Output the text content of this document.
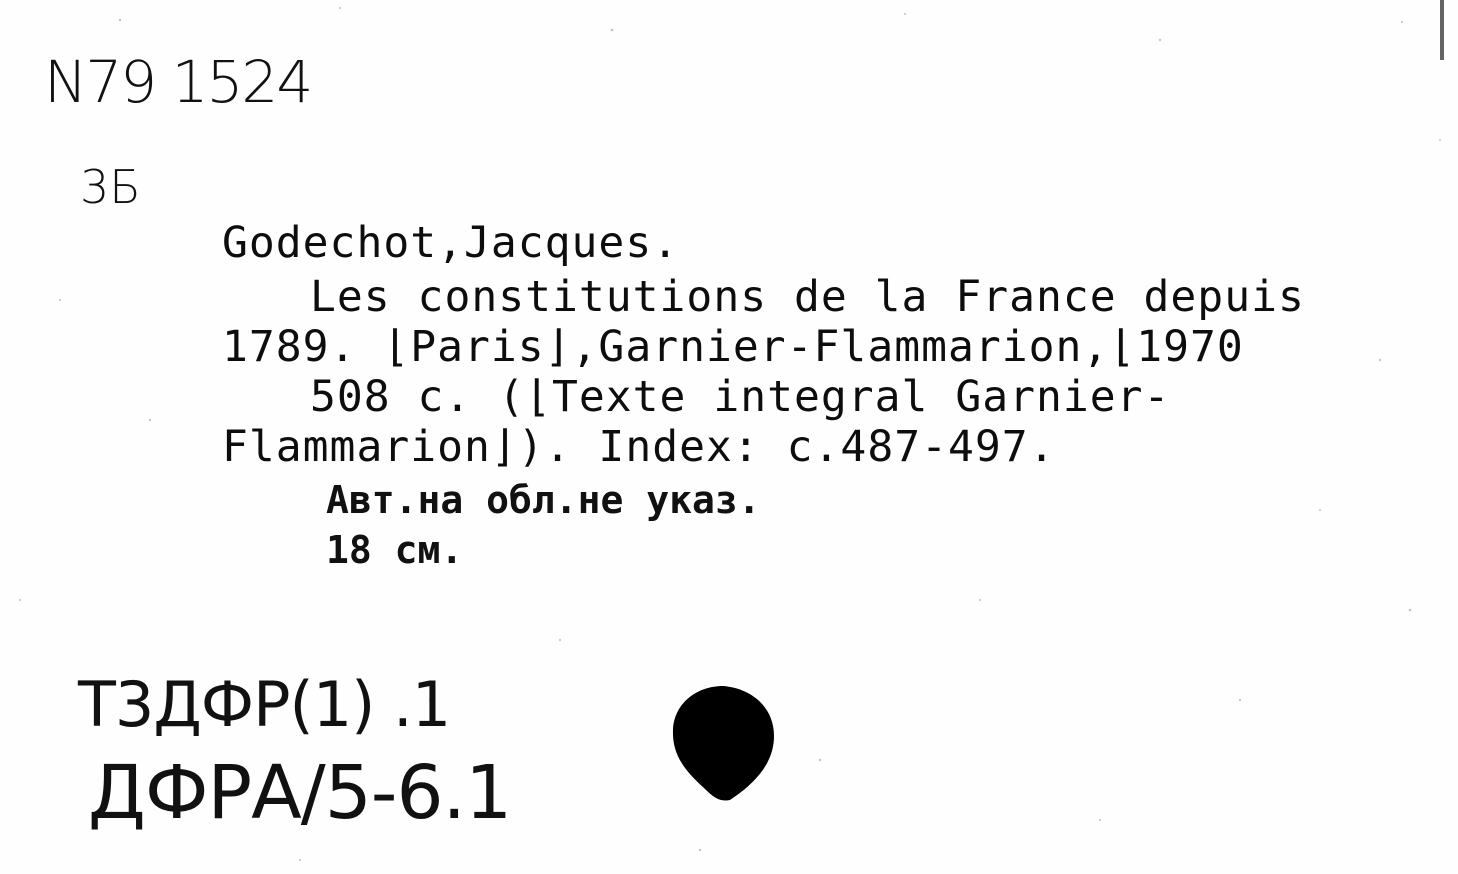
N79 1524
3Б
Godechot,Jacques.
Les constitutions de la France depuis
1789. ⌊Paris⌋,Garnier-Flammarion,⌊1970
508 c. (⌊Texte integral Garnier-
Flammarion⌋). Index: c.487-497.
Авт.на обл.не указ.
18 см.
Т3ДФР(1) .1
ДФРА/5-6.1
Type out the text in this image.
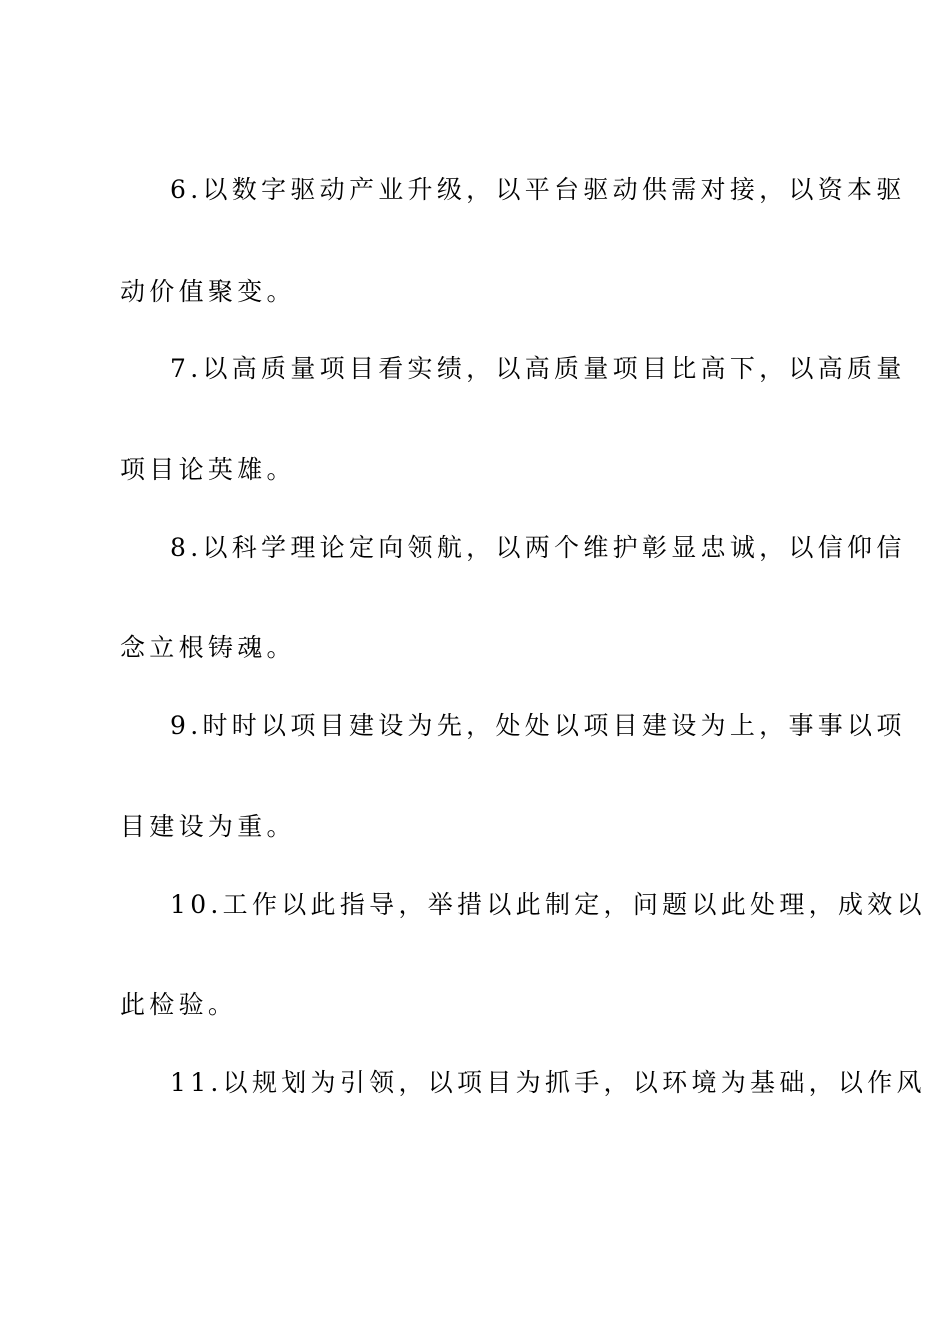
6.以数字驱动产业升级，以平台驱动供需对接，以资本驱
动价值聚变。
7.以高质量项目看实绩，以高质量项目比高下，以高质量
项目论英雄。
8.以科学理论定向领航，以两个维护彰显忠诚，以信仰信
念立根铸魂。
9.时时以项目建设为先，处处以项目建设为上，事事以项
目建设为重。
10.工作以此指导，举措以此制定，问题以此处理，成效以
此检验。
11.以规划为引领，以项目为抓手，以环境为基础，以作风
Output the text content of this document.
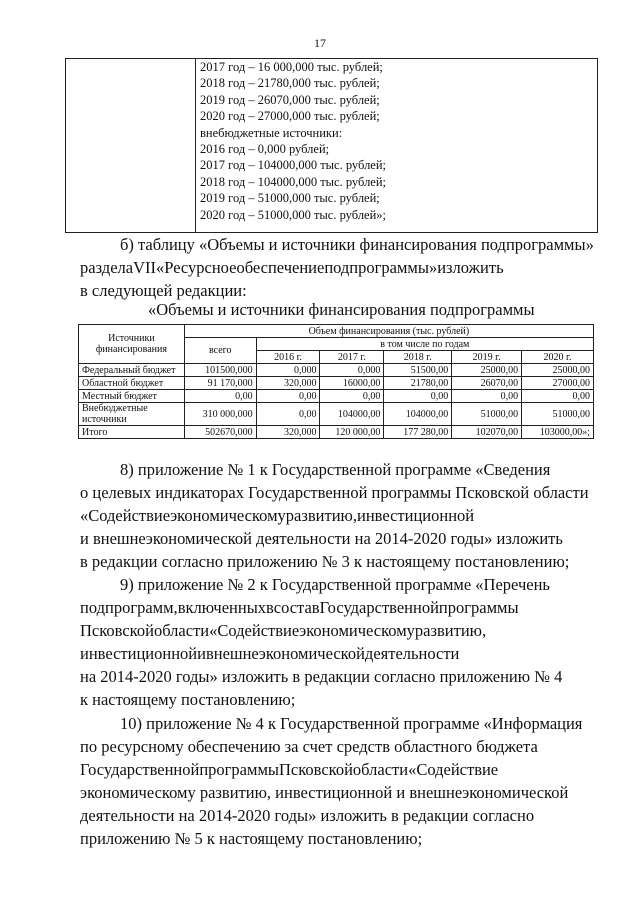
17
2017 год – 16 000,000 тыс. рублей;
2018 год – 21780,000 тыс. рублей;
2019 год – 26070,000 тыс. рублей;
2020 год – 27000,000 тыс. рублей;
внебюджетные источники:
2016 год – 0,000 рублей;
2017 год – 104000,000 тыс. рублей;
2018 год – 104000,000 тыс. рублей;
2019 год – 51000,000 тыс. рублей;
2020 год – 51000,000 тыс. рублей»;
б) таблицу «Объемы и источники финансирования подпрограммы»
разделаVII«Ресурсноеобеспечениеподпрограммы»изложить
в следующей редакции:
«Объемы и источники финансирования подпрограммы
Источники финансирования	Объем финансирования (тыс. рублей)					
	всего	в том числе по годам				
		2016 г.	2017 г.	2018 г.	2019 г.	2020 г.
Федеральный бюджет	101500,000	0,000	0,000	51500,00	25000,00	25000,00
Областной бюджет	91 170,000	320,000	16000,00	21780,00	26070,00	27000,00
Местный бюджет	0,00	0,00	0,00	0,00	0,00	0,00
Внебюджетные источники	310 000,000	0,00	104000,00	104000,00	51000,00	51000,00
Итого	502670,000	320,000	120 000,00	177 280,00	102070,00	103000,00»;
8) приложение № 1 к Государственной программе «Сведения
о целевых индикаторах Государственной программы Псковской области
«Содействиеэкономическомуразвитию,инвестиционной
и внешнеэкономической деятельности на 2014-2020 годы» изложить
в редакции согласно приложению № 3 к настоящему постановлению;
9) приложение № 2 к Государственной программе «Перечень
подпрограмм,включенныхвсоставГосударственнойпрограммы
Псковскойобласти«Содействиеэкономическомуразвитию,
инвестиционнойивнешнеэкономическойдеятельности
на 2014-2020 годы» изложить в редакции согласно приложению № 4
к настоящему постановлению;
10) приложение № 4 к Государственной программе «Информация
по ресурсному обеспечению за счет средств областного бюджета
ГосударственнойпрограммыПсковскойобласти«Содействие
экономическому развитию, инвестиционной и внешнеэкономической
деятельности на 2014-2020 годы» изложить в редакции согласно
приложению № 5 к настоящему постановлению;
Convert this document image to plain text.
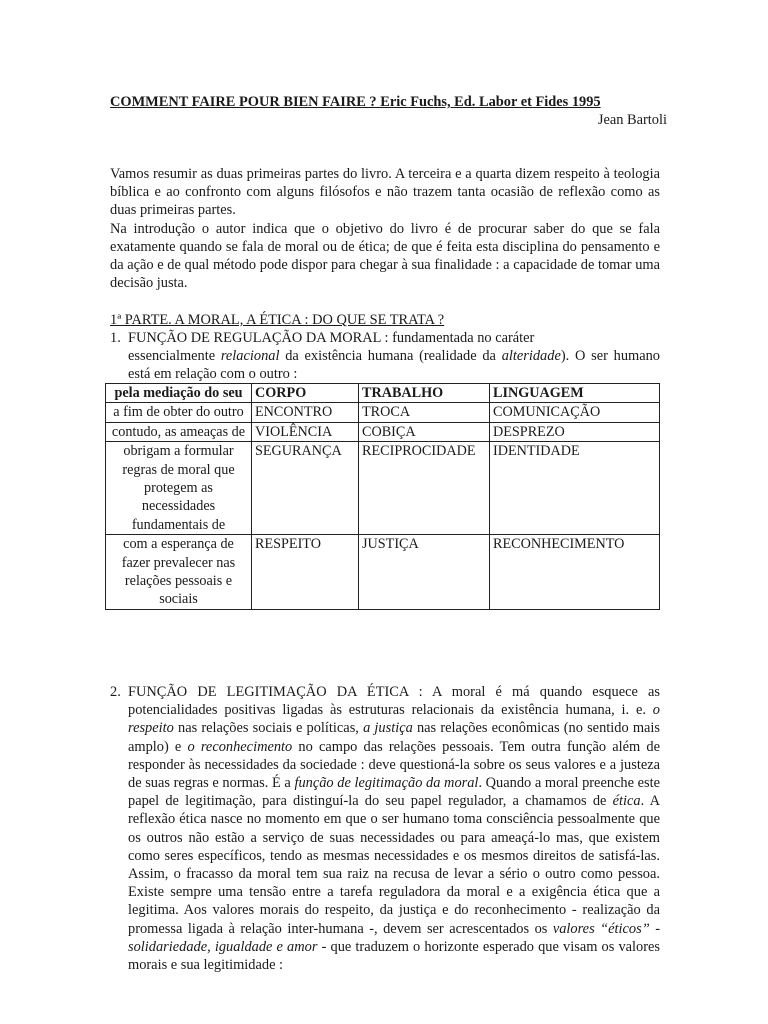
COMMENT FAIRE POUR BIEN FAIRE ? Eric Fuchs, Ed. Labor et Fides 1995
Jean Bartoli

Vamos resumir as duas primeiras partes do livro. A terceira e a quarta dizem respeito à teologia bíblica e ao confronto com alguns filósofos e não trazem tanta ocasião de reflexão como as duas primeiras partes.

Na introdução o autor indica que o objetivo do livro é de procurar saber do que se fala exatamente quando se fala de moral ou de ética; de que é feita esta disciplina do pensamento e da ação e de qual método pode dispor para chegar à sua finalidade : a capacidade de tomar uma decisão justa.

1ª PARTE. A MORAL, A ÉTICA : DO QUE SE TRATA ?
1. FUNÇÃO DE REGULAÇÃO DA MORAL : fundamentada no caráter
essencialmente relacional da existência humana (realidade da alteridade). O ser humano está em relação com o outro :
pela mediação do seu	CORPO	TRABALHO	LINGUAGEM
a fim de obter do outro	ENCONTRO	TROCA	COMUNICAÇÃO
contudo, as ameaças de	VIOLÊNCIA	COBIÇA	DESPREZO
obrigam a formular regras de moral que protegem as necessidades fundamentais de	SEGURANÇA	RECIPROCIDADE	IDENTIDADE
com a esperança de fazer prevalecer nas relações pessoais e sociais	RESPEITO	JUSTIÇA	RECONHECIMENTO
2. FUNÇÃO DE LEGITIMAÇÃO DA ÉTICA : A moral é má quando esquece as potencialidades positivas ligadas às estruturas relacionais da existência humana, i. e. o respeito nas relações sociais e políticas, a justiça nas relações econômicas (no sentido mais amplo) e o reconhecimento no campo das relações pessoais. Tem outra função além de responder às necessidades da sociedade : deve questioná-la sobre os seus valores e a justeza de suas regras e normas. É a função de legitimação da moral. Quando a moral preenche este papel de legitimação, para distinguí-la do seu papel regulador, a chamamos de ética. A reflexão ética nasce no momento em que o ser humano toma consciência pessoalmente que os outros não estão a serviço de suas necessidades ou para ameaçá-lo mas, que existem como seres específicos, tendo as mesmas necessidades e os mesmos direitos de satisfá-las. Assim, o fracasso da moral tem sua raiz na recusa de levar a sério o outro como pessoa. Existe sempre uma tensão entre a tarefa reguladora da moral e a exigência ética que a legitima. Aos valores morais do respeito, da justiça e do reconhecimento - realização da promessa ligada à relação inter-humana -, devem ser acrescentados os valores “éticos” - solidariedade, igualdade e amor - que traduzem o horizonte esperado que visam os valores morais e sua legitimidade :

- - -

__What the task asks__.
Reproduce every line of the material precisely, omitting its pictures.

__Exercise result__.
Output the text content of this document.
N79 1524
3Б
Godechot,Jacques.
Les constitutions de la France depuis
1789. ⌊Paris⌋,Garnier-Flammarion,⌊1970
508 c. (⌊Texte integral Garnier-
Flammarion⌋). Index: c.487-497.
Авт.на обл.не указ.
18 см.
Т3ДФР(1) .1
ДФРА/5-6.1
Type out the text in this image.
6.以数字驱动产业升级，以平台驱动供需对接，以资本驱
动价值聚变。
7.以高质量项目看实绩，以高质量项目比高下，以高质量
项目论英雄。
8.以科学理论定向领航，以两个维护彰显忠诚，以信仰信
念立根铸魂。
9.时时以项目建设为先，处处以项目建设为上，事事以项
目建设为重。
10.工作以此指导，举措以此制定，问题以此处理，成效以
此检验。
11.以规划为引领，以项目为抓手，以环境为基础，以作风
Output the text content of this document.
17
2017 год – 16 000,000 тыс. рублей;
2018 год – 21780,000 тыс. рублей;
2019 год – 26070,000 тыс. рублей;
2020 год – 27000,000 тыс. рублей;
внебюджетные источники:
2016 год – 0,000 рублей;
2017 год – 104000,000 тыс. рублей;
2018 год – 104000,000 тыс. рублей;
2019 год – 51000,000 тыс. рублей;
2020 год – 51000,000 тыс. рублей»;
б) таблицу «Объемы и источники финансирования подпрограммы»
разделаVII«Ресурсноеобеспечениеподпрограммы»изложить
в следующей редакции:
«Объемы и источники финансирования подпрограммы
Источники финансирования	Объем финансирования (тыс. рублей)					
	всего	в том числе по годам				
		2016 г.	2017 г.	2018 г.	2019 г.	2020 г.
Федеральный бюджет	101500,000	0,000	0,000	51500,00	25000,00	25000,00
Областной бюджет	91 170,000	320,000	16000,00	21780,00	26070,00	27000,00
Местный бюджет	0,00	0,00	0,00	0,00	0,00	0,00
Внебюджетные источники	310 000,000	0,00	104000,00	104000,00	51000,00	51000,00
Итого	502670,000	320,000	120 000,00	177 280,00	102070,00	103000,00»;
8) приложение № 1 к Государственной программе «Сведения
о целевых индикаторах Государственной программы Псковской области
«Содействиеэкономическомуразвитию,инвестиционной
и внешнеэкономической деятельности на 2014-2020 годы» изложить
в редакции согласно приложению № 3 к настоящему постановлению;
9) приложение № 2 к Государственной программе «Перечень
подпрограмм,включенныхвсоставГосударственнойпрограммы
Псковскойобласти«Содействиеэкономическомуразвитию,
инвестиционнойивнешнеэкономическойдеятельности
на 2014-2020 годы» изложить в редакции согласно приложению № 4
к настоящему постановлению;
10) приложение № 4 к Государственной программе «Информация
по ресурсному обеспечению за счет средств областного бюджета
ГосударственнойпрограммыПсковскойобласти«Содействие
экономическому развитию, инвестиционной и внешнеэкономической
деятельности на 2014-2020 годы» изложить в редакции согласно
приложению № 5 к настоящему постановлению;
Convert this document image to plain text.
COMMENT FAIRE POUR BIEN FAIRE ? Eric Fuchs, Ed. Labor et Fides 1995
Jean Bartoli

Vamos resumir as duas primeiras partes do livro. A terceira e a quarta dizem respeito à teologia bíblica e ao confronto com alguns filósofos e não trazem tanta ocasião de reflexão como as duas primeiras partes.

Na introdução o autor indica que o objetivo do livro é de procurar saber do que se fala exatamente quando se fala de moral ou de ética; de que é feita esta disciplina do pensamento e da ação e de qual método pode dispor para chegar à sua finalidade : a capacidade de tomar uma decisão justa.

1ª PARTE. A MORAL, A ÉTICA : DO QUE SE TRATA ?
1. FUNÇÃO DE REGULAÇÃO DA MORAL : fundamentada no caráter
essencialmente relacional da existência humana (realidade da alteridade). O ser humano está em relação com o outro :
pela mediação do seu	CORPO	TRABALHO	LINGUAGEM
a fim de obter do outro	ENCONTRO	TROCA	COMUNICAÇÃO
contudo, as ameaças de	VIOLÊNCIA	COBIÇA	DESPREZO
obrigam a formular regras de moral que protegem as necessidades fundamentais de	SEGURANÇA	RECIPROCIDADE	IDENTIDADE
com a esperança de fazer prevalecer nas relações pessoais e sociais	RESPEITO	JUSTIÇA	RECONHECIMENTO
2. FUNÇÃO DE LEGITIMAÇÃO DA ÉTICA : A moral é má quando esquece as potencialidades positivas ligadas às estruturas relacionais da existência humana, i. e. o respeito nas relações sociais e políticas, a justiça nas relações econômicas (no sentido mais amplo) e o reconhecimento no campo das relações pessoais. Tem outra função além de responder às necessidades da sociedade : deve questioná-la sobre os seus valores e a justeza de suas regras e normas. É a função de legitimação da moral. Quando a moral preenche este papel de legitimação, para distinguí-la do seu papel regulador, a chamamos de ética. A reflexão ética nasce no momento em que o ser humano toma consciência pessoalmente que os outros não estão a serviço de suas necessidades ou para ameaçá-lo mas, que existem como seres específicos, tendo as mesmas necessidades e os mesmos direitos de satisfá-las. Assim, o fracasso da moral tem sua raiz na recusa de levar a sério o outro como pessoa. Existe sempre uma tensão entre a tarefa reguladora da moral e a exigência ética que a legitima. Aos valores morais do respeito, da justiça e do reconhecimento - realização da promessa ligada à relação inter-humana -, devem ser acrescentados os valores “éticos” - solidariedade, igualdade e amor - que traduzem o horizonte esperado que visam os valores morais e sua legitimidade :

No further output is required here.